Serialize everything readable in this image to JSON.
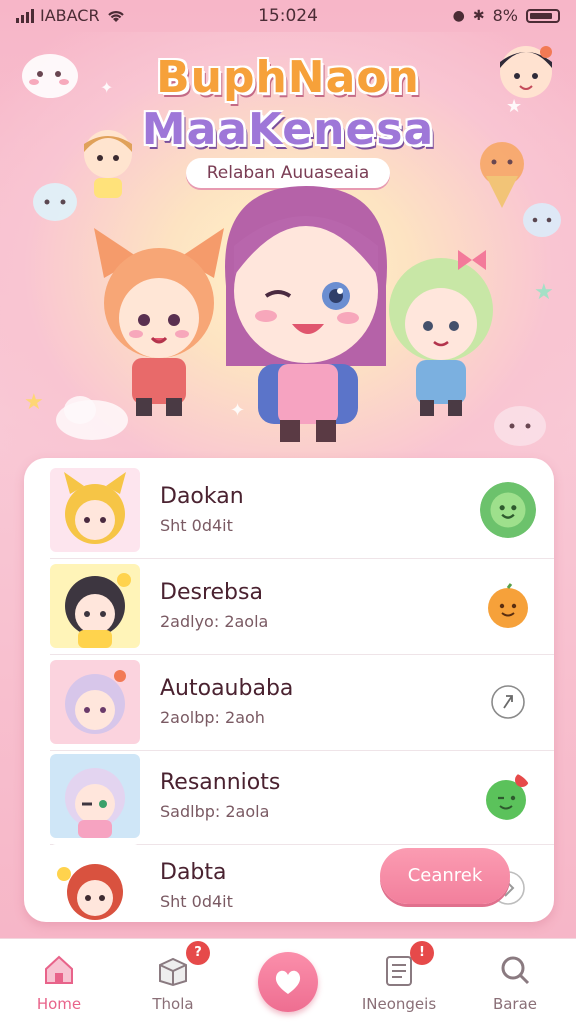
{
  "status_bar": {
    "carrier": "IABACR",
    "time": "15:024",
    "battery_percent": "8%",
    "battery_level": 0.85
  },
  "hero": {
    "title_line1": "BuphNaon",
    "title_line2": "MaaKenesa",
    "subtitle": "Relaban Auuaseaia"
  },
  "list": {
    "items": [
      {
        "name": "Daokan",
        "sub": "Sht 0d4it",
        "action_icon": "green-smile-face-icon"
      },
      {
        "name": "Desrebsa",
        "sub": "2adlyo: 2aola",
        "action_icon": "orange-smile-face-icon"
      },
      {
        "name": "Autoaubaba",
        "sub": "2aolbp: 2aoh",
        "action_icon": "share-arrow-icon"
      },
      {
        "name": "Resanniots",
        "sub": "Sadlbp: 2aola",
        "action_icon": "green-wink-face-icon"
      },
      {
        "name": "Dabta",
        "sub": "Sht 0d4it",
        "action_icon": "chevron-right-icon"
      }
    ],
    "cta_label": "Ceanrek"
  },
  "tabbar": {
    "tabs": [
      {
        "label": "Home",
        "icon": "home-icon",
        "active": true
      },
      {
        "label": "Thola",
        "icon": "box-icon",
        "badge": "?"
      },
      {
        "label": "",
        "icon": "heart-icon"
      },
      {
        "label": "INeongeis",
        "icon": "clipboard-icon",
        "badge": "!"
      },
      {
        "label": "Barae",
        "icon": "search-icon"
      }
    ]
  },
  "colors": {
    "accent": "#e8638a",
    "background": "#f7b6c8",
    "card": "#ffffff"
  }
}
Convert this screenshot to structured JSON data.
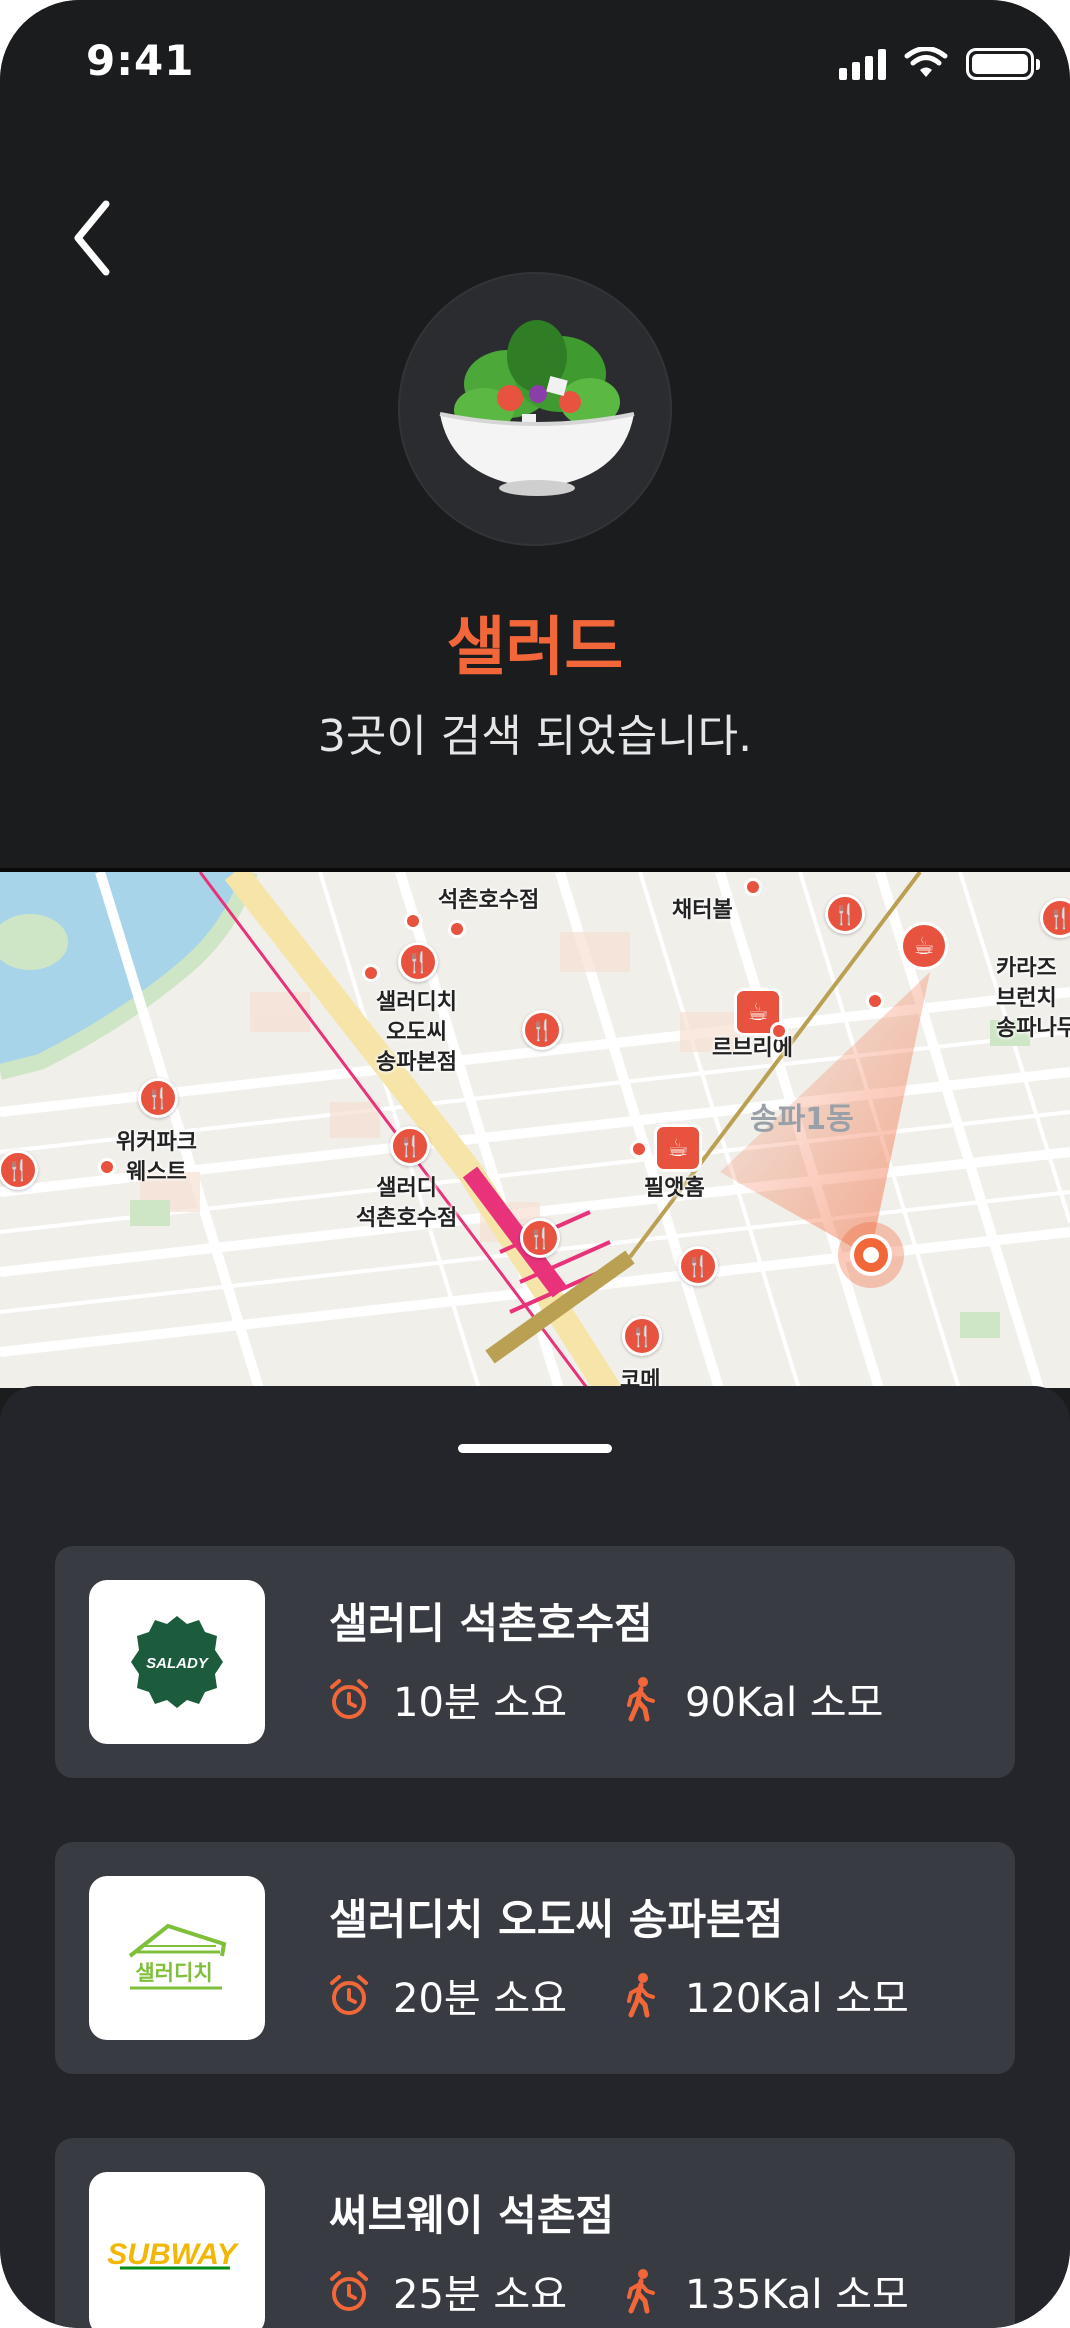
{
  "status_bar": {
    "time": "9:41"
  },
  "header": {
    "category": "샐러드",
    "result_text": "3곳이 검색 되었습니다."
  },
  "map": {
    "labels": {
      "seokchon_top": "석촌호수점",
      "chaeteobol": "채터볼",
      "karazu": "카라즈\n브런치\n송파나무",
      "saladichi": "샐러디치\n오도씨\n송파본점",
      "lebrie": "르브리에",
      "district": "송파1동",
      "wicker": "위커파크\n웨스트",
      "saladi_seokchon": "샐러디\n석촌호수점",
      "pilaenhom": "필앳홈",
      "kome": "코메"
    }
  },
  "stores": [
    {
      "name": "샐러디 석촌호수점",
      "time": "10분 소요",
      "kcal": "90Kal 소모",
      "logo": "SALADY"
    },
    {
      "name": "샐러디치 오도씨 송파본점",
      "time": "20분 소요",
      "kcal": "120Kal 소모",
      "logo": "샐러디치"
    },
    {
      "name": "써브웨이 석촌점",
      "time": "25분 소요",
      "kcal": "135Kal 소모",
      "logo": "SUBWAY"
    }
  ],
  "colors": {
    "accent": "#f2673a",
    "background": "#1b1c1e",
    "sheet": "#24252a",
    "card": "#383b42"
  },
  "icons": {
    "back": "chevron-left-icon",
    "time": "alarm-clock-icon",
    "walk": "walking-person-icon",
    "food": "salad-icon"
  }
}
* * *
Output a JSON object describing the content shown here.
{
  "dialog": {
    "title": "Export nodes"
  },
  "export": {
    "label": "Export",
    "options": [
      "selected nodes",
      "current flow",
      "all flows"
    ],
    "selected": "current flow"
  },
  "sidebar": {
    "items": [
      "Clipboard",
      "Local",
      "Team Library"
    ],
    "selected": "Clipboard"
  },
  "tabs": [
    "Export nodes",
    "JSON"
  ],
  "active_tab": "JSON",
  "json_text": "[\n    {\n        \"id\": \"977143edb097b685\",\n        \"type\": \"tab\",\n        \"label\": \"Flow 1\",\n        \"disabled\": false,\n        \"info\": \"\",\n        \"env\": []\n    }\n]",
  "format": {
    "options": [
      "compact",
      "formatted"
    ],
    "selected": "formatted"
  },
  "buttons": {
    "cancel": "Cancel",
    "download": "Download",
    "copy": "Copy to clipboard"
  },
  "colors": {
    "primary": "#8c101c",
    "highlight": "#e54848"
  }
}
* * *
> WHAT YOU NEED TO DO: Determine the count of lines in the data above with the string "selected" in them, and give that count alone.

> PROBLEM SOLUTION: 4